>> start DATASET

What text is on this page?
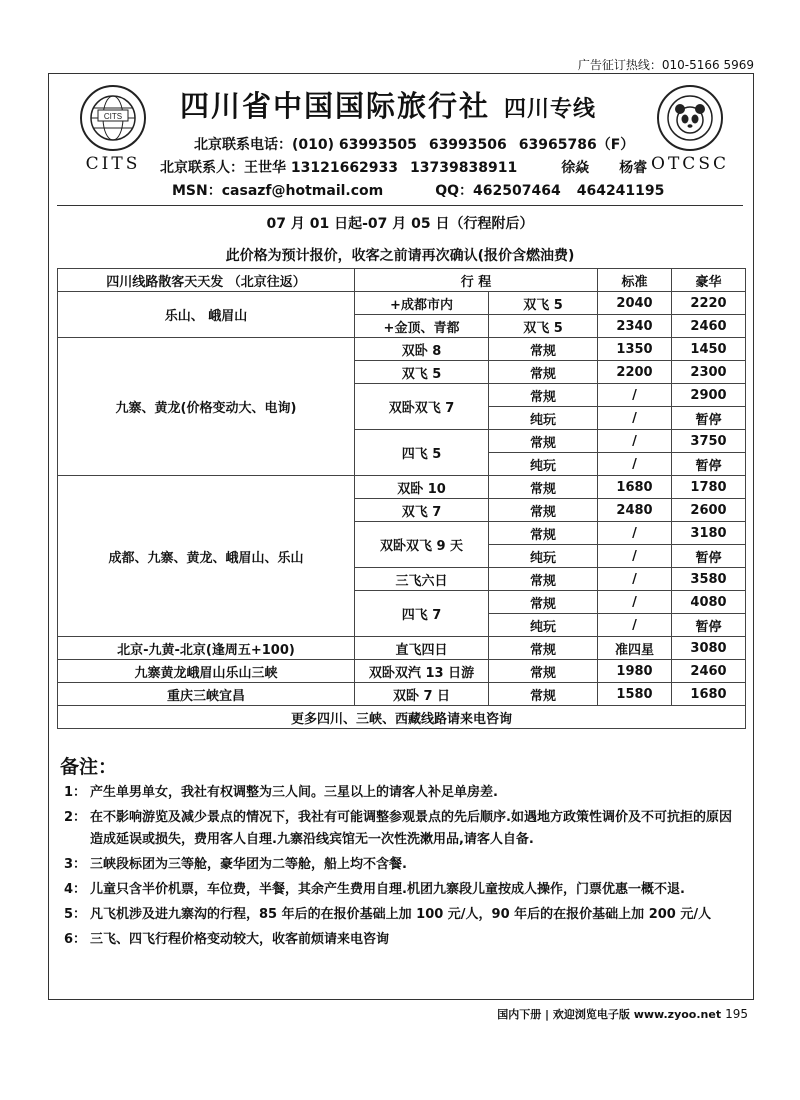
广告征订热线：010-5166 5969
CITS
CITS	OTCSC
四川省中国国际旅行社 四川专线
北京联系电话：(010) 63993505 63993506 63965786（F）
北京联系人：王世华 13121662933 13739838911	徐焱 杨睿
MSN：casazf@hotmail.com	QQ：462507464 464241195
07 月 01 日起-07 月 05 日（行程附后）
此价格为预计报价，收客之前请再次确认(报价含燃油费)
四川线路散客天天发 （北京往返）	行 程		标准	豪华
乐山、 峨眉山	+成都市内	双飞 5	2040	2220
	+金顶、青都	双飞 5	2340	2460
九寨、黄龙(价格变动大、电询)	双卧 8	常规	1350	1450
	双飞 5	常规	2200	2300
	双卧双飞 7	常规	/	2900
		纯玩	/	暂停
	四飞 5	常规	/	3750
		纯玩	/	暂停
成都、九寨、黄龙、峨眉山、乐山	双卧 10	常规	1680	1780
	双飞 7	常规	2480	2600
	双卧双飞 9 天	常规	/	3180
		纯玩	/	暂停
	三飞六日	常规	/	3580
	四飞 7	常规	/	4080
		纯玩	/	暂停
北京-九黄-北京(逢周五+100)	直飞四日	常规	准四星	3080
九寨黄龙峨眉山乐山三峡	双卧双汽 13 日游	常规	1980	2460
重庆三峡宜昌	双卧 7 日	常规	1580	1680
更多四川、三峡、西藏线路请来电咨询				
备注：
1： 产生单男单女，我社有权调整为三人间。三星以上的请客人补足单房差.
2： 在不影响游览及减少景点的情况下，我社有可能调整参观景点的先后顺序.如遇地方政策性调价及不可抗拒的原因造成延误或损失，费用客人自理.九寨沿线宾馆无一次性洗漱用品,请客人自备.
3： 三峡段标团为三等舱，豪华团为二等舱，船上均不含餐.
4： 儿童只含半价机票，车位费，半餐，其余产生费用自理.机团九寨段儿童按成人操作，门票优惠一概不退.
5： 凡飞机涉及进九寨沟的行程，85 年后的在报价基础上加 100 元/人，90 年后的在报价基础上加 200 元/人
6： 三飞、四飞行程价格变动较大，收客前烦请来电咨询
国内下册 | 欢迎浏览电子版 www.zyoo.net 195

>> end DATASET

**TASK PROMPT:** Repeat the material above verbatim. Leave the pictures behind.

**EXERCISE SOLUTION:**
What text is on this page?
广告征订热线：010-5166 5969
CITS
CITS	OTCSC
四川省中国国际旅行社 四川专线
北京联系电话：(010) 63993505 63993506 63965786（F）
北京联系人：王世华 13121662933 13739838911	徐焱 杨睿
MSN：casazf@hotmail.com	QQ：462507464 464241195
07 月 01 日起-07 月 05 日（行程附后）
此价格为预计报价，收客之前请再次确认(报价含燃油费)
四川线路散客天天发 （北京往返）	行 程		标准	豪华
乐山、 峨眉山	+成都市内	双飞 5	2040	2220
	+金顶、青都	双飞 5	2340	2460
九寨、黄龙(价格变动大、电询)	双卧 8	常规	1350	1450
	双飞 5	常规	2200	2300
	双卧双飞 7	常规	/	2900
		纯玩	/	暂停
	四飞 5	常规	/	3750
		纯玩	/	暂停
成都、九寨、黄龙、峨眉山、乐山	双卧 10	常规	1680	1780
	双飞 7	常规	2480	2600
	双卧双飞 9 天	常规	/	3180
		纯玩	/	暂停
	三飞六日	常规	/	3580
	四飞 7	常规	/	4080
		纯玩	/	暂停
北京-九黄-北京(逢周五+100)	直飞四日	常规	准四星	3080
九寨黄龙峨眉山乐山三峡	双卧双汽 13 日游	常规	1980	2460
重庆三峡宜昌	双卧 7 日	常规	1580	1680
更多四川、三峡、西藏线路请来电咨询				
备注：
1： 产生单男单女，我社有权调整为三人间。三星以上的请客人补足单房差.
2： 在不影响游览及减少景点的情况下，我社有可能调整参观景点的先后顺序.如遇地方政策性调价及不可抗拒的原因造成延误或损失，费用客人自理.九寨沿线宾馆无一次性洗漱用品,请客人自备.
3： 三峡段标团为三等舱，豪华团为二等舱，船上均不含餐.
4： 儿童只含半价机票，车位费，半餐，其余产生费用自理.机团九寨段儿童按成人操作，门票优惠一概不退.
5： 凡飞机涉及进九寨沟的行程，85 年后的在报价基础上加 100 元/人，90 年后的在报价基础上加 200 元/人
6： 三飞、四飞行程价格变动较大，收客前烦请来电咨询
国内下册 | 欢迎浏览电子版 www.zyoo.net 195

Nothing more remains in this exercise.